— TASK —
From the records below, pull each line that has "기관순매수량".

(Lines of data)
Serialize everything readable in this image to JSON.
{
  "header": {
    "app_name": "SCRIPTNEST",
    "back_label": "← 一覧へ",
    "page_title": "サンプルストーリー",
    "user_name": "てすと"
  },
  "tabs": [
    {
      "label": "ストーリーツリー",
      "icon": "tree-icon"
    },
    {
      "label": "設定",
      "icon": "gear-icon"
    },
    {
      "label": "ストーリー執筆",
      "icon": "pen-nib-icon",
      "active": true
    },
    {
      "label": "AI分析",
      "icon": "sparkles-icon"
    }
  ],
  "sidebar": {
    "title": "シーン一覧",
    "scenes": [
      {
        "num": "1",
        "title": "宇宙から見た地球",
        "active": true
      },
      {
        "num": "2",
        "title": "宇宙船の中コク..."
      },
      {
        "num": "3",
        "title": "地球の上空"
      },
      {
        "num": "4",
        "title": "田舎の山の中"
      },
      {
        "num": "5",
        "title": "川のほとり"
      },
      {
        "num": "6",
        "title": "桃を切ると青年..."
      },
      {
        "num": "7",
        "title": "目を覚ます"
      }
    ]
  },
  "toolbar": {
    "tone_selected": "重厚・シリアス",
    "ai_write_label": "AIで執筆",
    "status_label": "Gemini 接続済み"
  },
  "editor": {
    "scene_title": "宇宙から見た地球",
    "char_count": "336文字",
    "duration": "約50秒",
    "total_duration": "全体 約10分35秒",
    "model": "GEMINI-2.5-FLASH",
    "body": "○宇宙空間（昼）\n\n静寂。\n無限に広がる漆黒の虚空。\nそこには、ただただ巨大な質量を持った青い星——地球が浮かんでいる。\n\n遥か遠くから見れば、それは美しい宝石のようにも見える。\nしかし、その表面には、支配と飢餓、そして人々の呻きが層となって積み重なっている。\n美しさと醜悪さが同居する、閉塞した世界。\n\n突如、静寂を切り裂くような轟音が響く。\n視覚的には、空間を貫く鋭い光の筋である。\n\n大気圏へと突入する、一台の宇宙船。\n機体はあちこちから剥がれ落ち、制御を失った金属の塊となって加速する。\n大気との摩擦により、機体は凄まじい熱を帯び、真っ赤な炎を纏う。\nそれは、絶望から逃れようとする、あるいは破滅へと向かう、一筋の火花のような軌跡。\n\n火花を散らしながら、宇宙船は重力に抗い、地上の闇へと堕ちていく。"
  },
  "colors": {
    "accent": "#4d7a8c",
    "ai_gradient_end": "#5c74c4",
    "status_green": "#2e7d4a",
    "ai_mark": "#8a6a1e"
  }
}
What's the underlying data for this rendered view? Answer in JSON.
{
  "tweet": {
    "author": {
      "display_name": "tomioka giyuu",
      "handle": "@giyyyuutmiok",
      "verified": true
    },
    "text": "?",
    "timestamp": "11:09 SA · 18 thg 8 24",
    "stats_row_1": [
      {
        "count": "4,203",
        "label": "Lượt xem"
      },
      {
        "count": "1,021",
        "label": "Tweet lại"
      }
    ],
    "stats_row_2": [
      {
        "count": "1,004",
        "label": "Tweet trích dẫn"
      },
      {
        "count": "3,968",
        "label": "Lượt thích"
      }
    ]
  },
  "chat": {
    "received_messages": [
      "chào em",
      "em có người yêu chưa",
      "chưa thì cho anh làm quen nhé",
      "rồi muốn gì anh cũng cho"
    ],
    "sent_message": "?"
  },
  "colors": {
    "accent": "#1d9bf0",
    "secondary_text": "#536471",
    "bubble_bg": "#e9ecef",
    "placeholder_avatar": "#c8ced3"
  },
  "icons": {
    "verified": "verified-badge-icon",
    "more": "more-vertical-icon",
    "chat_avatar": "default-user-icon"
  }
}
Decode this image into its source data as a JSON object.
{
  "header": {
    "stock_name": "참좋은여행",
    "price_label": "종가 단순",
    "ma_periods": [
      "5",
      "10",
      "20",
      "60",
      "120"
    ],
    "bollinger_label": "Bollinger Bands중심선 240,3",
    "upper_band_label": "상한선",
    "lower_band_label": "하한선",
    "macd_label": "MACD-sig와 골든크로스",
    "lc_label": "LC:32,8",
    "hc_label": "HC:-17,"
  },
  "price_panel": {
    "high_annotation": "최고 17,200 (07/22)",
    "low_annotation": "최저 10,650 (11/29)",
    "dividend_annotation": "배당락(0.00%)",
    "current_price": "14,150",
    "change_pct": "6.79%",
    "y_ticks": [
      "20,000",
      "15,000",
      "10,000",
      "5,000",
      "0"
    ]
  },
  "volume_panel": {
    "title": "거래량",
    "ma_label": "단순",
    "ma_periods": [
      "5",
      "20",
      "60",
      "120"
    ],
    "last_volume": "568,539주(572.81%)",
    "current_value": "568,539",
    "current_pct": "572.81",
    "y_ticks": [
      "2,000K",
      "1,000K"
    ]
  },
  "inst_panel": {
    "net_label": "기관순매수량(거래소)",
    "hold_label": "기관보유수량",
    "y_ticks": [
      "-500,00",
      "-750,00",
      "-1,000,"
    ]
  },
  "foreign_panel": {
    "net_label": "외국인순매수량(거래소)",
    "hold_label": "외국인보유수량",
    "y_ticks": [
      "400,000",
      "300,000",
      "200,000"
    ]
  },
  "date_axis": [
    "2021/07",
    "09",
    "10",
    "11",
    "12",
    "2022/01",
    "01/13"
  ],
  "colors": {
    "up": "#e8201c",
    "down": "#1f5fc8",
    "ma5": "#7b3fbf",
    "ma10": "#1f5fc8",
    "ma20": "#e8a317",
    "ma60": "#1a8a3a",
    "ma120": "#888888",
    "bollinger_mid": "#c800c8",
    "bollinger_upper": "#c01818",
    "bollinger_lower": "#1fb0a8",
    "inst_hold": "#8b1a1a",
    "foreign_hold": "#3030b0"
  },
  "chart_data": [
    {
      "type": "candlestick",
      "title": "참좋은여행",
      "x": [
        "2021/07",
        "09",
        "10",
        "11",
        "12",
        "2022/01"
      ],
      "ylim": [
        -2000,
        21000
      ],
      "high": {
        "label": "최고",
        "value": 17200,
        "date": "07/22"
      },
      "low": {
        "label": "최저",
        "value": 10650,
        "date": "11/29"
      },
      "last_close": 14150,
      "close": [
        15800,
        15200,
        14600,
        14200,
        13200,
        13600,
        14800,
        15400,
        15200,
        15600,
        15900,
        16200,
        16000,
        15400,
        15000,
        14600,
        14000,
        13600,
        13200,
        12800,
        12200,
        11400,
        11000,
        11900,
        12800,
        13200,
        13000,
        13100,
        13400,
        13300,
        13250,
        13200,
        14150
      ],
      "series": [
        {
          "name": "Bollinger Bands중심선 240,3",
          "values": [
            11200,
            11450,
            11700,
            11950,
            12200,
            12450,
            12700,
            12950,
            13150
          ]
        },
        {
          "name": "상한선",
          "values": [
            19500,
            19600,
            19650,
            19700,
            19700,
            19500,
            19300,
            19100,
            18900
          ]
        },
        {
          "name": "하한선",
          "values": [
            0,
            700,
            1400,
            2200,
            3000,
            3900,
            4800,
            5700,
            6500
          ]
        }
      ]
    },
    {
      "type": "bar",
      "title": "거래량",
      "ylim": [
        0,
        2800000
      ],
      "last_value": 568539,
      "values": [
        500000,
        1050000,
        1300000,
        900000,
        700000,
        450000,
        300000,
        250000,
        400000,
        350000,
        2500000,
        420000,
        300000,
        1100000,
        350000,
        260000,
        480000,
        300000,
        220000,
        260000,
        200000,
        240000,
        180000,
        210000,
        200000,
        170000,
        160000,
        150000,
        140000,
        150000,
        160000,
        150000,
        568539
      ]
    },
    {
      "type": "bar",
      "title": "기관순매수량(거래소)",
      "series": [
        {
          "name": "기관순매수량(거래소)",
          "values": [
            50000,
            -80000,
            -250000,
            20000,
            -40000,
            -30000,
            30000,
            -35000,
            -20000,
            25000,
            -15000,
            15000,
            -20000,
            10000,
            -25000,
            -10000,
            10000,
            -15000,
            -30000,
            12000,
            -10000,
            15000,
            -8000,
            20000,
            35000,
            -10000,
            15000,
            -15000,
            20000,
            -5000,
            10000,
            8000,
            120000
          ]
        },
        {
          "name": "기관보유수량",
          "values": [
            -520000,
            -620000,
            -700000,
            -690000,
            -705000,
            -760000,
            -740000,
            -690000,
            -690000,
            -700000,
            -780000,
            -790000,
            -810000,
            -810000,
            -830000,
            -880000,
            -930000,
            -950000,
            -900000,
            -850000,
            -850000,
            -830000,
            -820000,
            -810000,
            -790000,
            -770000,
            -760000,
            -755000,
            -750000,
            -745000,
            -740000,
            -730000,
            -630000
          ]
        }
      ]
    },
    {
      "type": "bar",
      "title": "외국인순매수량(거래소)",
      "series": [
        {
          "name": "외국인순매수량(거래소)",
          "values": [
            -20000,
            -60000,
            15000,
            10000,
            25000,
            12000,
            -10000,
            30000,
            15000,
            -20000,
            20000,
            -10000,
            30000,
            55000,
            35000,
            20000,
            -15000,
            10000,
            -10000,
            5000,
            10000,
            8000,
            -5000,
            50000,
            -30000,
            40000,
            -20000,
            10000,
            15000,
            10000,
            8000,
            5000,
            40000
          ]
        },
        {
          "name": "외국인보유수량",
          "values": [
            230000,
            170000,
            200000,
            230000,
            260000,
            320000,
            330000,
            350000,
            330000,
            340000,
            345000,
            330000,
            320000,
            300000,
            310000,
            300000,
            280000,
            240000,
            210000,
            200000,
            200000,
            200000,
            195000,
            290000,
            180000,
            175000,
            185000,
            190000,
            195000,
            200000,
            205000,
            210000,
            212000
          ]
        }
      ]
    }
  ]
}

— FINISHED TASK —
    "net_label": "기관순매수량(거래소)",
      "title": "기관순매수량(거래소)",
          "name": "기관순매수량(거래소)",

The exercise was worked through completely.